• _Selected passage_:
The other trap is to assume that because syntax is unimportant to you, it's unimportant to others, and we just can't be bothered.

This is like being deaf and jumping to the conclusion that just because you do fine without hearing, everyone else should just ignore the extra signals they get from sound.

To me the use of syntax signals intent, and give hints about semantics (when well done) and outline the model of a piece of code. It provides extra information that is lost if the syntax doesn't let me express it. To sacrifice would be like losing my hearing: I'd still be able to function, but why in the world would I willingly give that up?

If there was something that offered sufficiently compelling semantics advances, I might. This is one of the reasons I've spent thousands of hours learning additional languages. But here's the thing: Of all the several dozens languages I've spent time on, very few have been all that different when it comes down to it, and especially modern languages are increasingly borrowing most of the important semantic concepts. Most of the semantic concepts that have been "left behind" have been left behind for a reason (consider INTERCAL's wonderful "COME FROM"; an early example of support for aspect-oriented programming)

• _Extracted records_:

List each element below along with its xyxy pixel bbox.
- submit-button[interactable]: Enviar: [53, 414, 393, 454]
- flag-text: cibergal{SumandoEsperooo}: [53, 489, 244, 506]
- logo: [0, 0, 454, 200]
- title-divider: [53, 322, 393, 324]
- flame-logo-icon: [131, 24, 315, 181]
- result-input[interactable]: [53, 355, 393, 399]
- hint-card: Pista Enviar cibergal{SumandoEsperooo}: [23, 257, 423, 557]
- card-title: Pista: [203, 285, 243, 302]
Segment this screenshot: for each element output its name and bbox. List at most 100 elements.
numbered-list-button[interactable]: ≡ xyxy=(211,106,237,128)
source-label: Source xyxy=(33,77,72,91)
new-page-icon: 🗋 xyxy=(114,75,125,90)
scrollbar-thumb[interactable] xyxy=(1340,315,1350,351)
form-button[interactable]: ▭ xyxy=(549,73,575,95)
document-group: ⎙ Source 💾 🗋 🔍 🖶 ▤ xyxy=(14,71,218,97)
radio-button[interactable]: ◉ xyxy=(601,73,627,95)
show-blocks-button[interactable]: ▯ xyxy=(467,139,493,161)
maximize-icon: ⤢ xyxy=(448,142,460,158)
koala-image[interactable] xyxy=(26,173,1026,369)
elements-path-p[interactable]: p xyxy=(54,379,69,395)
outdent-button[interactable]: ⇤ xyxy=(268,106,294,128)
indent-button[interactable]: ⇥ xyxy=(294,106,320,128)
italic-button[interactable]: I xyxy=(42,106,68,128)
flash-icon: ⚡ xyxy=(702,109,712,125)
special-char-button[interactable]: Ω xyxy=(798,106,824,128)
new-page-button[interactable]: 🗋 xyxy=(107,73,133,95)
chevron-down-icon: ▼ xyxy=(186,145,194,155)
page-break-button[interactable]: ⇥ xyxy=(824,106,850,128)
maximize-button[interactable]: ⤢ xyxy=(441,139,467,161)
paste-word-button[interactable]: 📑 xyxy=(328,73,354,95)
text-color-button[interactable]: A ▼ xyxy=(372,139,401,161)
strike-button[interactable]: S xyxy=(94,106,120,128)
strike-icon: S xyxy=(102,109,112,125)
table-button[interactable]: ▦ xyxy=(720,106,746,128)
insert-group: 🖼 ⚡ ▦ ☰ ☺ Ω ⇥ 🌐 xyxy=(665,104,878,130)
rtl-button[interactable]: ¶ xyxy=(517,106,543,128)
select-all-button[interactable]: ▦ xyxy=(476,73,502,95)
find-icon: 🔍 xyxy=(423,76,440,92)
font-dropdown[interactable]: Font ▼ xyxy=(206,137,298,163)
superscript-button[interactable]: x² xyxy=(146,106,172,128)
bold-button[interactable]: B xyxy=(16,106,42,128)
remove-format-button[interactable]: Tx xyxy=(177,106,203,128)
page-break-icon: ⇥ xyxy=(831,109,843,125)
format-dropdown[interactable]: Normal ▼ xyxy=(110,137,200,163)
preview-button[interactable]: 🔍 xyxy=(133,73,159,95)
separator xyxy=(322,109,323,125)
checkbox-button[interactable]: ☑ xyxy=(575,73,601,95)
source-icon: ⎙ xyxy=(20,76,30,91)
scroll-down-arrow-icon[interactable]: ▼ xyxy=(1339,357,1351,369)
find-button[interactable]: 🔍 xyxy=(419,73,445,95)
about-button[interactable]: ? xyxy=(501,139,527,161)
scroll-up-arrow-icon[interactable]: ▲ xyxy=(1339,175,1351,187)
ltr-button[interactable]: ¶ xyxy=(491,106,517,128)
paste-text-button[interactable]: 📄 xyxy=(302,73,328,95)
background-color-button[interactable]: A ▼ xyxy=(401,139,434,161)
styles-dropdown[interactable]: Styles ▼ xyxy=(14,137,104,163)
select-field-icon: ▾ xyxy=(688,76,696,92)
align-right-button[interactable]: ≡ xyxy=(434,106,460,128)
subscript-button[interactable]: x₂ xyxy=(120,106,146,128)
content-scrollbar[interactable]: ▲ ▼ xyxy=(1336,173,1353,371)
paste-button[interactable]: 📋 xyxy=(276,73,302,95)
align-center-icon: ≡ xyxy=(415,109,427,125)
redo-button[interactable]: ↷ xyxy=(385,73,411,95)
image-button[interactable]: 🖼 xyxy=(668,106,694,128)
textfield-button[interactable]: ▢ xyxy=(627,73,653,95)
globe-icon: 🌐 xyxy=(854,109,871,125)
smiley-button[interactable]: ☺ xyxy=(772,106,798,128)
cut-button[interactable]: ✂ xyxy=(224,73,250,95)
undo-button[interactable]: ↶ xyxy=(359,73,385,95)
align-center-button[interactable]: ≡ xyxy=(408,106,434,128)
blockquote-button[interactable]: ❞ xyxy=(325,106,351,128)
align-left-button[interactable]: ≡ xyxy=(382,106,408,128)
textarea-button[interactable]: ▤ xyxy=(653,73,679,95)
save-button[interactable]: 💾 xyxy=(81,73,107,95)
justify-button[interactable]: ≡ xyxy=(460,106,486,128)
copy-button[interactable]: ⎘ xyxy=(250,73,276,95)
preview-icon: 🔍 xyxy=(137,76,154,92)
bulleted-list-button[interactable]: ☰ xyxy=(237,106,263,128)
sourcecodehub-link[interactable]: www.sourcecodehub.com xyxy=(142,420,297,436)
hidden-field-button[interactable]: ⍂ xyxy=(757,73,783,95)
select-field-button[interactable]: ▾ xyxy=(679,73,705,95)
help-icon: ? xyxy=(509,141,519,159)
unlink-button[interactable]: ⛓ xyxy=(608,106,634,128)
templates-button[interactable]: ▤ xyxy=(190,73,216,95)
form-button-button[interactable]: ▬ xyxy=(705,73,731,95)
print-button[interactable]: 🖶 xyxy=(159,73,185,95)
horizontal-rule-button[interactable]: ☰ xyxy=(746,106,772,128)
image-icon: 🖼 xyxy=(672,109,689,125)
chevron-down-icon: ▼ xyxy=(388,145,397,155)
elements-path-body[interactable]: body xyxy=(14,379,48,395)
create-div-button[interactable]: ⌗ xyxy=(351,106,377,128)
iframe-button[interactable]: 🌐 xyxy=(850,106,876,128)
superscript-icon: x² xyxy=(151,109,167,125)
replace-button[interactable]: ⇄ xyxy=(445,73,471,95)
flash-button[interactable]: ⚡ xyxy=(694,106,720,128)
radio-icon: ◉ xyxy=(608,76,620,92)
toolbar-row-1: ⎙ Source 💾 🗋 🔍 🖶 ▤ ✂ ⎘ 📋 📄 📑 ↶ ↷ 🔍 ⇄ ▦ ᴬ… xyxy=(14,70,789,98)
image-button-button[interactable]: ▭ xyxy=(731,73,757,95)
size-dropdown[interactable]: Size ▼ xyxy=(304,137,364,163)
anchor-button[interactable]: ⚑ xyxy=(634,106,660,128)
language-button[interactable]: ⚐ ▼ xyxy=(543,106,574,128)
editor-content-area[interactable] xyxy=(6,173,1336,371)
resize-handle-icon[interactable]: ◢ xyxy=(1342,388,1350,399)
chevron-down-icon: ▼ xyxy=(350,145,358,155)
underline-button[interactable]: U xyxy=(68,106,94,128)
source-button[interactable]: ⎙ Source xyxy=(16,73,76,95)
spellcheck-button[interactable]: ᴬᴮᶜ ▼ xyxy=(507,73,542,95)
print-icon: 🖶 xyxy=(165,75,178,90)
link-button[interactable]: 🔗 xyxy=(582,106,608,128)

---

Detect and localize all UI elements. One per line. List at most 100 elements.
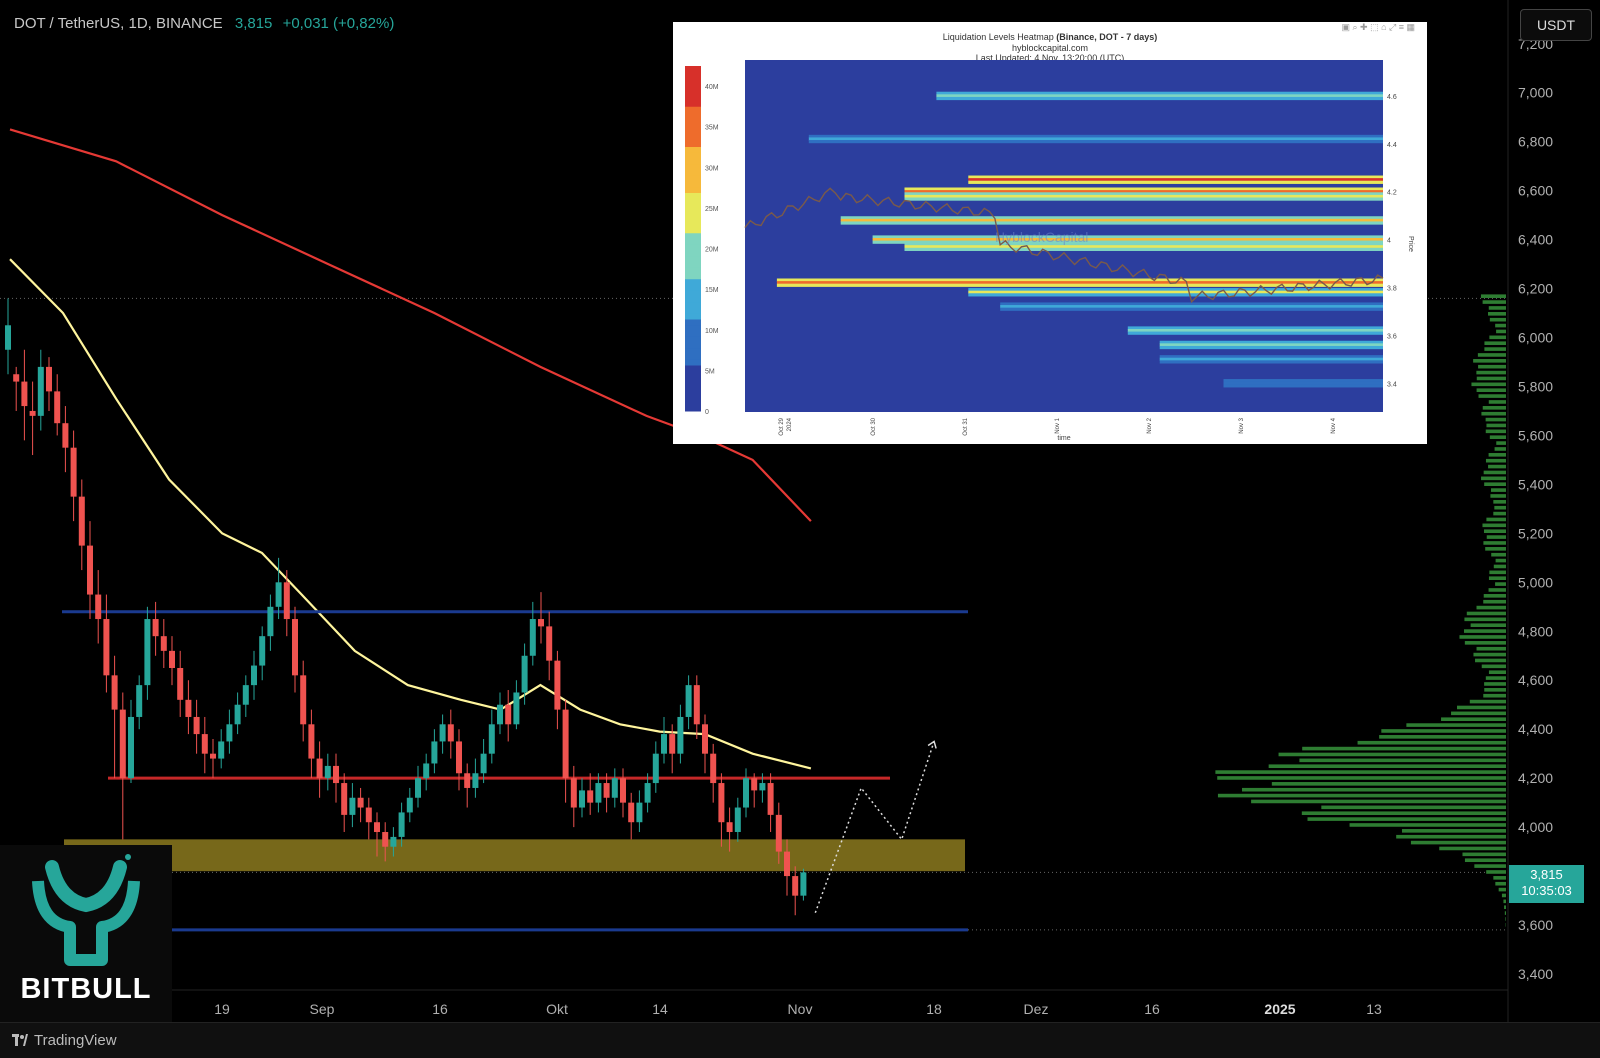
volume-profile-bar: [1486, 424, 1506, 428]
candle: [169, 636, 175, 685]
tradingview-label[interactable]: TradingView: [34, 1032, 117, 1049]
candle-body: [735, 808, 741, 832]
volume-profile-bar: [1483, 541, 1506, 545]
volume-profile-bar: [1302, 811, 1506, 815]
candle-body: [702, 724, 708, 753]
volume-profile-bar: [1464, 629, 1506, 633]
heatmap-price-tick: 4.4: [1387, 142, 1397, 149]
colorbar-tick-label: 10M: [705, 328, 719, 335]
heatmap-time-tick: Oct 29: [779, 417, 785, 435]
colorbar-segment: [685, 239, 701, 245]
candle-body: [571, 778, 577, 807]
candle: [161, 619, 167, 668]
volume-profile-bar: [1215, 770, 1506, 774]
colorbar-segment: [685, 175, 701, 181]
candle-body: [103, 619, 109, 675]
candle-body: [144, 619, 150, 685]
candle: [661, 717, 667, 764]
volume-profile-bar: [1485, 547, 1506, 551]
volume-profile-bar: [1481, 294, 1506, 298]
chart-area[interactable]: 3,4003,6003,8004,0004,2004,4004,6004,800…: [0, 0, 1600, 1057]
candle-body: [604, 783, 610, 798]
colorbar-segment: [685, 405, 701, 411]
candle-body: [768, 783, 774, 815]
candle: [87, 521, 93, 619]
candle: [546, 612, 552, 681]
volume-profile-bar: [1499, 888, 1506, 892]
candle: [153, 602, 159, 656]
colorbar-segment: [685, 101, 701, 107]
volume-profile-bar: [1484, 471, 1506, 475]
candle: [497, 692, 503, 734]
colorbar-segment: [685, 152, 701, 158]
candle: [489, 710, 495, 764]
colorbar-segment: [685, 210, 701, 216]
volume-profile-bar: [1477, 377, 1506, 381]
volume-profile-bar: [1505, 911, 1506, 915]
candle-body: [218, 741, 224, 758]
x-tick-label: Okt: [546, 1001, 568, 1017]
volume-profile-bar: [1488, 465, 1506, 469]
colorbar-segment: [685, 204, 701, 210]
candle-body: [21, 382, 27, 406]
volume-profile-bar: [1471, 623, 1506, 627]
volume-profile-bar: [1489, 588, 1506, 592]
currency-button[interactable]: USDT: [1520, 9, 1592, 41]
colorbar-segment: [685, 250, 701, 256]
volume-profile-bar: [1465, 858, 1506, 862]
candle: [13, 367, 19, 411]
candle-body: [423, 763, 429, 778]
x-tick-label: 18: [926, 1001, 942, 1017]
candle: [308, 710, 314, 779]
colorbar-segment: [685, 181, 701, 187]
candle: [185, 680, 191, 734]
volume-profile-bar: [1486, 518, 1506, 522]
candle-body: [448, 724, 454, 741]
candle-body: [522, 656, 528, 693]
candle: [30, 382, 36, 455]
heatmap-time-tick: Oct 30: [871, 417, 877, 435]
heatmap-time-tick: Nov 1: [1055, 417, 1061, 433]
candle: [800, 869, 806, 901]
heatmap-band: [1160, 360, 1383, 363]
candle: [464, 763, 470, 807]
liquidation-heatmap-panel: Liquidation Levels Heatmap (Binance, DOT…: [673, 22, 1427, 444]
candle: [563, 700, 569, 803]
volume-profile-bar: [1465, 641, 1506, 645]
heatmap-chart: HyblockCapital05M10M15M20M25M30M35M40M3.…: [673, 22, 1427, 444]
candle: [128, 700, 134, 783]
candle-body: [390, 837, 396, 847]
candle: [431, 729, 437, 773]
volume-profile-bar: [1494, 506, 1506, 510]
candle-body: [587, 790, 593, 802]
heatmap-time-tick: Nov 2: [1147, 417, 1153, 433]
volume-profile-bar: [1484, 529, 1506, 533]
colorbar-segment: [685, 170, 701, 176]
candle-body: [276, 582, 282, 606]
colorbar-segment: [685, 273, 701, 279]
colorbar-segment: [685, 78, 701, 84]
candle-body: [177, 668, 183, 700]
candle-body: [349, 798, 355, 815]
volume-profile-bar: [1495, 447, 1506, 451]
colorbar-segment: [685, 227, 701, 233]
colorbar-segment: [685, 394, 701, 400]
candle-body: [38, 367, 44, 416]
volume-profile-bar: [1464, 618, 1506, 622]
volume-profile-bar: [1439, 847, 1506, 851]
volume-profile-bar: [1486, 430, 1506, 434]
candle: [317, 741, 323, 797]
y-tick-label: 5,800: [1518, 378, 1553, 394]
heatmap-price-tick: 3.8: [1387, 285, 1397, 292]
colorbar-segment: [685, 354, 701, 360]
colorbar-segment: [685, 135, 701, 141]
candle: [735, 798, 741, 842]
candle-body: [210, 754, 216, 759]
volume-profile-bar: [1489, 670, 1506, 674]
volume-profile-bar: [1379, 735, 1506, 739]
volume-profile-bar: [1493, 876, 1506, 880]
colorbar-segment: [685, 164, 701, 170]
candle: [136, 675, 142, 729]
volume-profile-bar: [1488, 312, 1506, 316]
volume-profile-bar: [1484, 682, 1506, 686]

---

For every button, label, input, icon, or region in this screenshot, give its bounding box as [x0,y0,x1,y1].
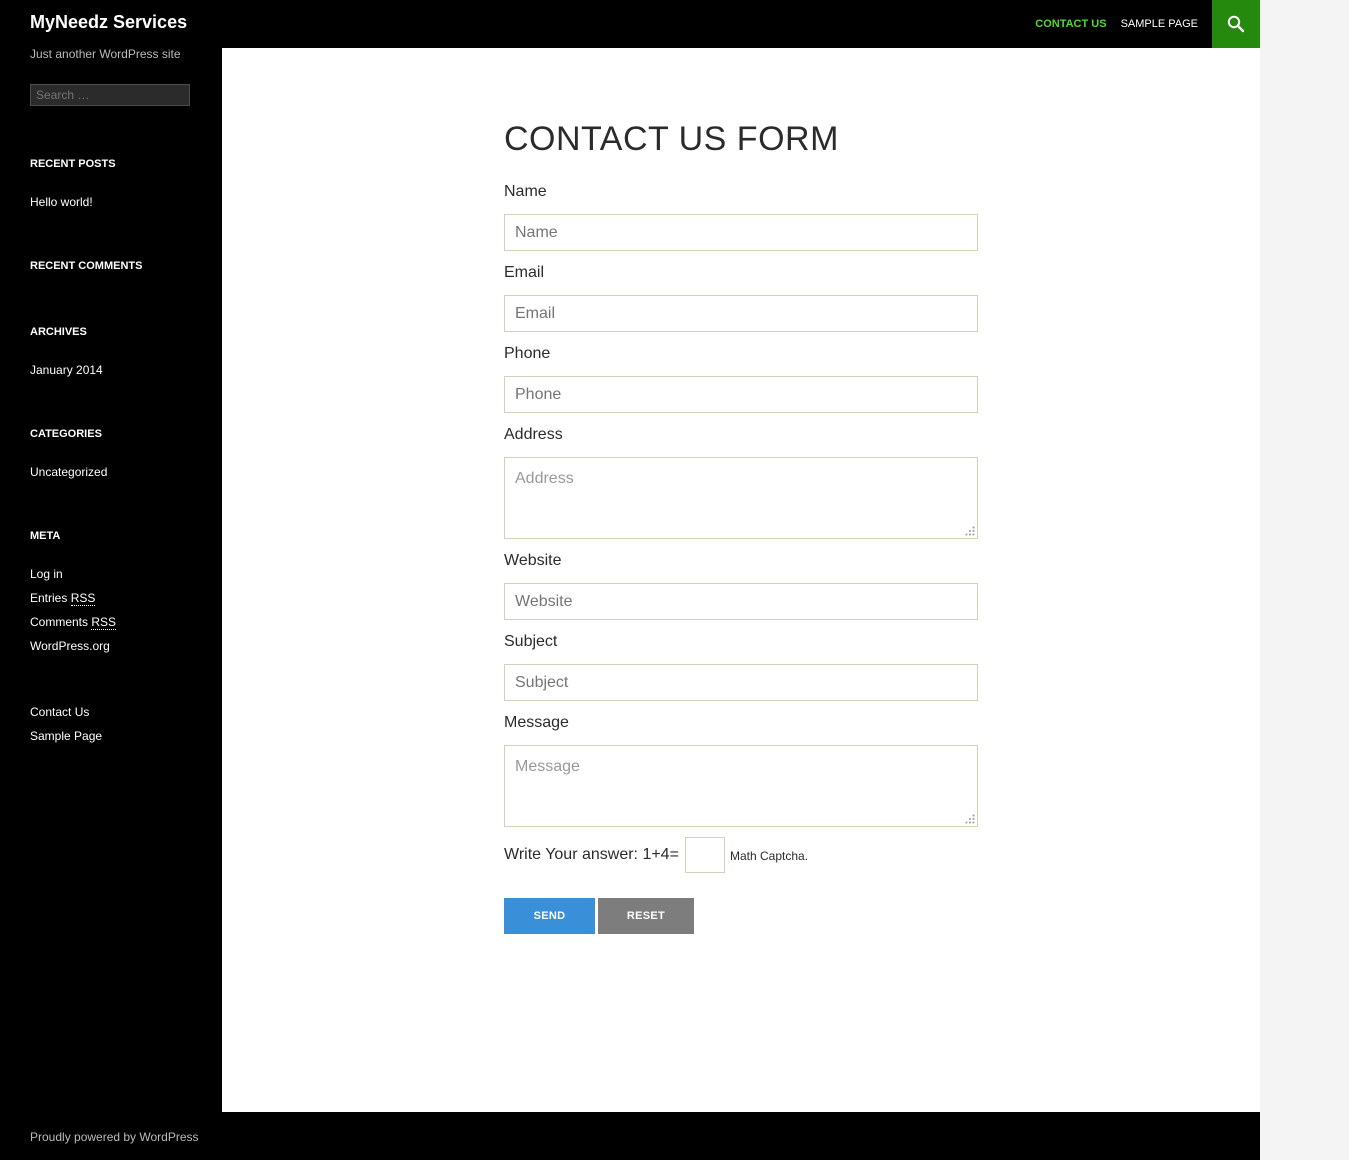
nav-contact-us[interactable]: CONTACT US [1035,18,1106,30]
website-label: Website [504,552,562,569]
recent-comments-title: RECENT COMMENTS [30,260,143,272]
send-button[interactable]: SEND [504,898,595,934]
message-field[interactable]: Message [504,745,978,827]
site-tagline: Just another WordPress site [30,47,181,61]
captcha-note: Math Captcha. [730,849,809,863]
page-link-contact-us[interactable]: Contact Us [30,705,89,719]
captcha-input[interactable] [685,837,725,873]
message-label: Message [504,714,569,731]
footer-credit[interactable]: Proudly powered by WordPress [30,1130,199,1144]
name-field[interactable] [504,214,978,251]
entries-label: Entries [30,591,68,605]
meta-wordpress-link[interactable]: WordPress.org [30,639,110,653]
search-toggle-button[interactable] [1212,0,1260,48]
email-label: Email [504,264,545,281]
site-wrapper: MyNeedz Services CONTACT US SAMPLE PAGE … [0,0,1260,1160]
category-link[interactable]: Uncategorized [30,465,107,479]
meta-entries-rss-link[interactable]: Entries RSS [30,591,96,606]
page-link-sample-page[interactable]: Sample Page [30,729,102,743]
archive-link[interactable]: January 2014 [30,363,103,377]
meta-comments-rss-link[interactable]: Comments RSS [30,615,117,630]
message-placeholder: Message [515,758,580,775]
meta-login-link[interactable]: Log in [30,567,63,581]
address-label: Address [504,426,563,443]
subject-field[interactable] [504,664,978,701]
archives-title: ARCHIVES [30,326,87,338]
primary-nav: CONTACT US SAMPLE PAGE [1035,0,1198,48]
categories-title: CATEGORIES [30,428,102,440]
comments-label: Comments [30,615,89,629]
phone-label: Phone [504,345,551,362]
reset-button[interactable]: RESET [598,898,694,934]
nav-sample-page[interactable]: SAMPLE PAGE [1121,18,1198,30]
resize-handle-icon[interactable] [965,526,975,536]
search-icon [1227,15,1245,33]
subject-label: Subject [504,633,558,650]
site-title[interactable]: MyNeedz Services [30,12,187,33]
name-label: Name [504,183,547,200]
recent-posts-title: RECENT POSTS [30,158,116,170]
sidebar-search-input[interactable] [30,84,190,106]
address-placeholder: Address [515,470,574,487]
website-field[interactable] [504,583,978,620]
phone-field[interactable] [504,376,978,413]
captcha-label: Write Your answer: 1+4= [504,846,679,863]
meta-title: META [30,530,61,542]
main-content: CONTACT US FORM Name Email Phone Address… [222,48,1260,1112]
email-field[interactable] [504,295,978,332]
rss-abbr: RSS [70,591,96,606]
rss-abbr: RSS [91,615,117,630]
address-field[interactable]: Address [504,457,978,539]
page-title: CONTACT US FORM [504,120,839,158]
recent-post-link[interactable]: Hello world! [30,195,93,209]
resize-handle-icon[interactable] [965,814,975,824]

• _Required tasks_:
1) Answer these questions using the passage on syntax:
(a) What does the writer say giving up syntax would be like?
(b) Which INTERCAL feature does the writer mention, and what is it called an early example of?
(c) What does the writer say modern languages are increasingly borrowing?
2) Decide whether each statement agrees with the passage on syntax. Answer yes or no, and quote the words that settle it.
(a) The writer has spent thousands of hours learning additional languages.
(b) The writer finds that most of the languages they have studied are very different from one another.
(c) The writer says syntax always gives hints about semantics.
3) Reproduce part of the passage on syntax, starting at "This is like" and ending at "get from sound.".

• _Solutions in order_:
1)
(a) Losing their hearing: they would still be able to function, but would not willingly give it up.
(b) "COME FROM", called an early example of support for aspect-oriented programming.
(c) Most of the important semantic concepts.

2)
(a) Yes: "This is one of the reasons I've spent thousands of hours learning additional languages."
(b) No: "very few have been all that different when it comes down to it"
(c) No: "and give hints about semantics (when well done)"

3)
This is like being deaf and jumping to the conclusion that just because you do fine without hearing, everyone else should just ignore the extra signals they get from sound.